— start Records provided —

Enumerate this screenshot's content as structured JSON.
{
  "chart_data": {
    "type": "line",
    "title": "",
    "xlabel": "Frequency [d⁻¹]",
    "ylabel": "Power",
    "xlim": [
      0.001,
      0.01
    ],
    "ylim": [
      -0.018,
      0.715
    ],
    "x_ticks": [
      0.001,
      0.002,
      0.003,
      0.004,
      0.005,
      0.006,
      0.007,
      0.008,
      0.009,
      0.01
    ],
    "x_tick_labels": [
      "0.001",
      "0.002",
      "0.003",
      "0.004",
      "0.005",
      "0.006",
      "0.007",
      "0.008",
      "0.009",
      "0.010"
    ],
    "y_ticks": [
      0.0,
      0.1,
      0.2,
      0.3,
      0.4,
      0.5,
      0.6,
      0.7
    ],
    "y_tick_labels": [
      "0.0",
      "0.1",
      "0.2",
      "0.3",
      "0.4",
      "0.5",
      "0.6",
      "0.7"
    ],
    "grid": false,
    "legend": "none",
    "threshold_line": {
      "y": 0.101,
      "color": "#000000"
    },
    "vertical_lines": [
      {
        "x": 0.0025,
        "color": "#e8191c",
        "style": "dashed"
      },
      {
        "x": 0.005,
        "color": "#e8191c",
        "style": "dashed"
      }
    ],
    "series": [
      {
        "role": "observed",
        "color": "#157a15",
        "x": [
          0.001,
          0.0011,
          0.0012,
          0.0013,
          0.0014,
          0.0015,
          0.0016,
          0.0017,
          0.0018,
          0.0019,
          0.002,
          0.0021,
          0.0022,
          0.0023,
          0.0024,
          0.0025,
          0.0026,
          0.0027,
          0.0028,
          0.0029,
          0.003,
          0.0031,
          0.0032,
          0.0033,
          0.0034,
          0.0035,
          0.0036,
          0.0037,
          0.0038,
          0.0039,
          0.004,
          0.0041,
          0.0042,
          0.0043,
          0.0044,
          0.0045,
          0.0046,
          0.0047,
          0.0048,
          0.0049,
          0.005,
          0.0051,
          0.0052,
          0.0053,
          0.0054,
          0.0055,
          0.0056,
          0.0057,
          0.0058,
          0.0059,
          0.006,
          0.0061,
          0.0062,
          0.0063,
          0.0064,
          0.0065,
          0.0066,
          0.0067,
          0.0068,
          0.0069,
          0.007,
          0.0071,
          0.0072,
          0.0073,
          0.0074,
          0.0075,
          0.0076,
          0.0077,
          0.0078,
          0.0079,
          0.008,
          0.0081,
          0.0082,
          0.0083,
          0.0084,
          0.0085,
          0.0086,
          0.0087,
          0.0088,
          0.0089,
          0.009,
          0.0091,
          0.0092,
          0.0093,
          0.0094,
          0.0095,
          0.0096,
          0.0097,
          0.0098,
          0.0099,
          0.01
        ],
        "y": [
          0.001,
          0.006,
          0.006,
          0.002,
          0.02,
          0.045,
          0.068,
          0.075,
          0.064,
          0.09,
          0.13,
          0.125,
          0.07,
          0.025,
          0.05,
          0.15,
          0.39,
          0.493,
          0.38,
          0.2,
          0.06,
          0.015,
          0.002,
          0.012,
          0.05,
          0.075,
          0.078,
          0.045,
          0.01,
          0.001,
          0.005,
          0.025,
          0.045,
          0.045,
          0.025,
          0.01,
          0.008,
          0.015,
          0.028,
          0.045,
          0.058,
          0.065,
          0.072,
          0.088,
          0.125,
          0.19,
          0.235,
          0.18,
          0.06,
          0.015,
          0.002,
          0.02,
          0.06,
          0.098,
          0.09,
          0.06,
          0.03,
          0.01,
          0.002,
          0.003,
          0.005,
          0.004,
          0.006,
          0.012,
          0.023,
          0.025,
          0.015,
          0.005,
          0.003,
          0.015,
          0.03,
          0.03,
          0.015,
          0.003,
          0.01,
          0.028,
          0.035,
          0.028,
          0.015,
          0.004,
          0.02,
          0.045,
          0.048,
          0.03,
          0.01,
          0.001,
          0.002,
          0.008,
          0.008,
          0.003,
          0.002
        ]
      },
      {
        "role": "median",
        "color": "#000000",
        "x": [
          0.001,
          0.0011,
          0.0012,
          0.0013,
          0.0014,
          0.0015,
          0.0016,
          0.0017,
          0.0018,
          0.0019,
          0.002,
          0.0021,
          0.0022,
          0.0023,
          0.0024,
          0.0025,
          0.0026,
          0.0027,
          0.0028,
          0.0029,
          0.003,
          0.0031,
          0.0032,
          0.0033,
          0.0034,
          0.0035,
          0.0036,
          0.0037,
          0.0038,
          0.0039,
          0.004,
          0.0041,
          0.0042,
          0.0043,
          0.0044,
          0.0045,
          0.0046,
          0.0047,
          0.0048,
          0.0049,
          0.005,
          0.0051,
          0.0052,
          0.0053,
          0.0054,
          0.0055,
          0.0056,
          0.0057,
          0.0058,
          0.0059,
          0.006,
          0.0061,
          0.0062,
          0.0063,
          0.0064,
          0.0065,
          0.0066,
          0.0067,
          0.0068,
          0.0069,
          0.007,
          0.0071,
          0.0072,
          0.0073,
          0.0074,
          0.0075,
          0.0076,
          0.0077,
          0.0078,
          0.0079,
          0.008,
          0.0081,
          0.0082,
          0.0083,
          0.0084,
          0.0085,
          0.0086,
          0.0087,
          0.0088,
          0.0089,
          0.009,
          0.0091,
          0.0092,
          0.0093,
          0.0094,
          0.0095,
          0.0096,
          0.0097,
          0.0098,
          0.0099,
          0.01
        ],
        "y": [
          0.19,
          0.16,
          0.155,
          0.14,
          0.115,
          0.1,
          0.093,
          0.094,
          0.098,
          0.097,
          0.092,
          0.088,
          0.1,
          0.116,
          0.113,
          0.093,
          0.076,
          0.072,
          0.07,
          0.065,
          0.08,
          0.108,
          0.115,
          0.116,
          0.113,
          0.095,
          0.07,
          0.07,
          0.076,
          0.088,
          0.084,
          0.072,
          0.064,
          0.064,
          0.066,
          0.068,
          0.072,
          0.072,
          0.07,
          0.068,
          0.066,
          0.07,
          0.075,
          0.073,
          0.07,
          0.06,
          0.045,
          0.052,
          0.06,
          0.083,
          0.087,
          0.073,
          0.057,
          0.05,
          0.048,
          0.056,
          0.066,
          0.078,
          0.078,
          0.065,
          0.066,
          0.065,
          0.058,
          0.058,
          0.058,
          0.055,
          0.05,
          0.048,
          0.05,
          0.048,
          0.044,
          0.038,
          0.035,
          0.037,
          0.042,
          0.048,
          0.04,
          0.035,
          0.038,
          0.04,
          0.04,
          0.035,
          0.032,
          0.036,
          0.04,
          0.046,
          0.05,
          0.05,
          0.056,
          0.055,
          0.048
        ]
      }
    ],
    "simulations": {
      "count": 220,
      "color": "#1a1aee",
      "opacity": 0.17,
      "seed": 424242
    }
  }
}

— end Records provided —

Exercise description:
Your task is to repeat every line exactly.

Written solution:
Enumerate this screenshot's content as structured JSON.
{
  "chart_data": {
    "type": "line",
    "title": "",
    "xlabel": "Frequency [d⁻¹]",
    "ylabel": "Power",
    "xlim": [
      0.001,
      0.01
    ],
    "ylim": [
      -0.018,
      0.715
    ],
    "x_ticks": [
      0.001,
      0.002,
      0.003,
      0.004,
      0.005,
      0.006,
      0.007,
      0.008,
      0.009,
      0.01
    ],
    "x_tick_labels": [
      "0.001",
      "0.002",
      "0.003",
      "0.004",
      "0.005",
      "0.006",
      "0.007",
      "0.008",
      "0.009",
      "0.010"
    ],
    "y_ticks": [
      0.0,
      0.1,
      0.2,
      0.3,
      0.4,
      0.5,
      0.6,
      0.7
    ],
    "y_tick_labels": [
      "0.0",
      "0.1",
      "0.2",
      "0.3",
      "0.4",
      "0.5",
      "0.6",
      "0.7"
    ],
    "grid": false,
    "legend": "none",
    "threshold_line": {
      "y": 0.101,
      "color": "#000000"
    },
    "vertical_lines": [
      {
        "x": 0.0025,
        "color": "#e8191c",
        "style": "dashed"
      },
      {
        "x": 0.005,
        "color": "#e8191c",
        "style": "dashed"
      }
    ],
    "series": [
      {
        "role": "observed",
        "color": "#157a15",
        "x": [
          0.001,
          0.0011,
          0.0012,
          0.0013,
          0.0014,
          0.0015,
          0.0016,
          0.0017,
          0.0018,
          0.0019,
          0.002,
          0.0021,
          0.0022,
          0.0023,
          0.0024,
          0.0025,
          0.0026,
          0.0027,
          0.0028,
          0.0029,
          0.003,
          0.0031,
          0.0032,
          0.0033,
          0.0034,
          0.0035,
          0.0036,
          0.0037,
          0.0038,
          0.0039,
          0.004,
          0.0041,
          0.0042,
          0.0043,
          0.0044,
          0.0045,
          0.0046,
          0.0047,
          0.0048,
          0.0049,
          0.005,
          0.0051,
          0.0052,
          0.0053,
          0.0054,
          0.0055,
          0.0056,
          0.0057,
          0.0058,
          0.0059,
          0.006,
          0.0061,
          0.0062,
          0.0063,
          0.0064,
          0.0065,
          0.0066,
          0.0067,
          0.0068,
          0.0069,
          0.007,
          0.0071,
          0.0072,
          0.0073,
          0.0074,
          0.0075,
          0.0076,
          0.0077,
          0.0078,
          0.0079,
          0.008,
          0.0081,
          0.0082,
          0.0083,
          0.0084,
          0.0085,
          0.0086,
          0.0087,
          0.0088,
          0.0089,
          0.009,
          0.0091,
          0.0092,
          0.0093,
          0.0094,
          0.0095,
          0.0096,
          0.0097,
          0.0098,
          0.0099,
          0.01
        ],
        "y": [
          0.001,
          0.006,
          0.006,
          0.002,
          0.02,
          0.045,
          0.068,
          0.075,
          0.064,
          0.09,
          0.13,
          0.125,
          0.07,
          0.025,
          0.05,
          0.15,
          0.39,
          0.493,
          0.38,
          0.2,
          0.06,
          0.015,
          0.002,
          0.012,
          0.05,
          0.075,
          0.078,
          0.045,
          0.01,
          0.001,
          0.005,
          0.025,
          0.045,
          0.045,
          0.025,
          0.01,
          0.008,
          0.015,
          0.028,
          0.045,
          0.058,
          0.065,
          0.072,
          0.088,
          0.125,
          0.19,
          0.235,
          0.18,
          0.06,
          0.015,
          0.002,
          0.02,
          0.06,
          0.098,
          0.09,
          0.06,
          0.03,
          0.01,
          0.002,
          0.003,
          0.005,
          0.004,
          0.006,
          0.012,
          0.023,
          0.025,
          0.015,
          0.005,
          0.003,
          0.015,
          0.03,
          0.03,
          0.015,
          0.003,
          0.01,
          0.028,
          0.035,
          0.028,
          0.015,
          0.004,
          0.02,
          0.045,
          0.048,
          0.03,
          0.01,
          0.001,
          0.002,
          0.008,
          0.008,
          0.003,
          0.002
        ]
      },
      {
        "role": "median",
        "color": "#000000",
        "x": [
          0.001,
          0.0011,
          0.0012,
          0.0013,
          0.0014,
          0.0015,
          0.0016,
          0.0017,
          0.0018,
          0.0019,
          0.002,
          0.0021,
          0.0022,
          0.0023,
          0.0024,
          0.0025,
          0.0026,
          0.0027,
          0.0028,
          0.0029,
          0.003,
          0.0031,
          0.0032,
          0.0033,
          0.0034,
          0.0035,
          0.0036,
          0.0037,
          0.0038,
          0.0039,
          0.004,
          0.0041,
          0.0042,
          0.0043,
          0.0044,
          0.0045,
          0.0046,
          0.0047,
          0.0048,
          0.0049,
          0.005,
          0.0051,
          0.0052,
          0.0053,
          0.0054,
          0.0055,
          0.0056,
          0.0057,
          0.0058,
          0.0059,
          0.006,
          0.0061,
          0.0062,
          0.0063,
          0.0064,
          0.0065,
          0.0066,
          0.0067,
          0.0068,
          0.0069,
          0.007,
          0.0071,
          0.0072,
          0.0073,
          0.0074,
          0.0075,
          0.0076,
          0.0077,
          0.0078,
          0.0079,
          0.008,
          0.0081,
          0.0082,
          0.0083,
          0.0084,
          0.0085,
          0.0086,
          0.0087,
          0.0088,
          0.0089,
          0.009,
          0.0091,
          0.0092,
          0.0093,
          0.0094,
          0.0095,
          0.0096,
          0.0097,
          0.0098,
          0.0099,
          0.01
        ],
        "y": [
          0.19,
          0.16,
          0.155,
          0.14,
          0.115,
          0.1,
          0.093,
          0.094,
          0.098,
          0.097,
          0.092,
          0.088,
          0.1,
          0.116,
          0.113,
          0.093,
          0.076,
          0.072,
          0.07,
          0.065,
          0.08,
          0.108,
          0.115,
          0.116,
          0.113,
          0.095,
          0.07,
          0.07,
          0.076,
          0.088,
          0.084,
          0.072,
          0.064,
          0.064,
          0.066,
          0.068,
          0.072,
          0.072,
          0.07,
          0.068,
          0.066,
          0.07,
          0.075,
          0.073,
          0.07,
          0.06,
          0.045,
          0.052,
          0.06,
          0.083,
          0.087,
          0.073,
          0.057,
          0.05,
          0.048,
          0.056,
          0.066,
          0.078,
          0.078,
          0.065,
          0.066,
          0.065,
          0.058,
          0.058,
          0.058,
          0.055,
          0.05,
          0.048,
          0.05,
          0.048,
          0.044,
          0.038,
          0.035,
          0.037,
          0.042,
          0.048,
          0.04,
          0.035,
          0.038,
          0.04,
          0.04,
          0.035,
          0.032,
          0.036,
          0.04,
          0.046,
          0.05,
          0.05,
          0.056,
          0.055,
          0.048
        ]
      }
    ],
    "simulations": {
      "count": 220,
      "color": "#1a1aee",
      "opacity": 0.17,
      "seed": 424242
    }
  }
}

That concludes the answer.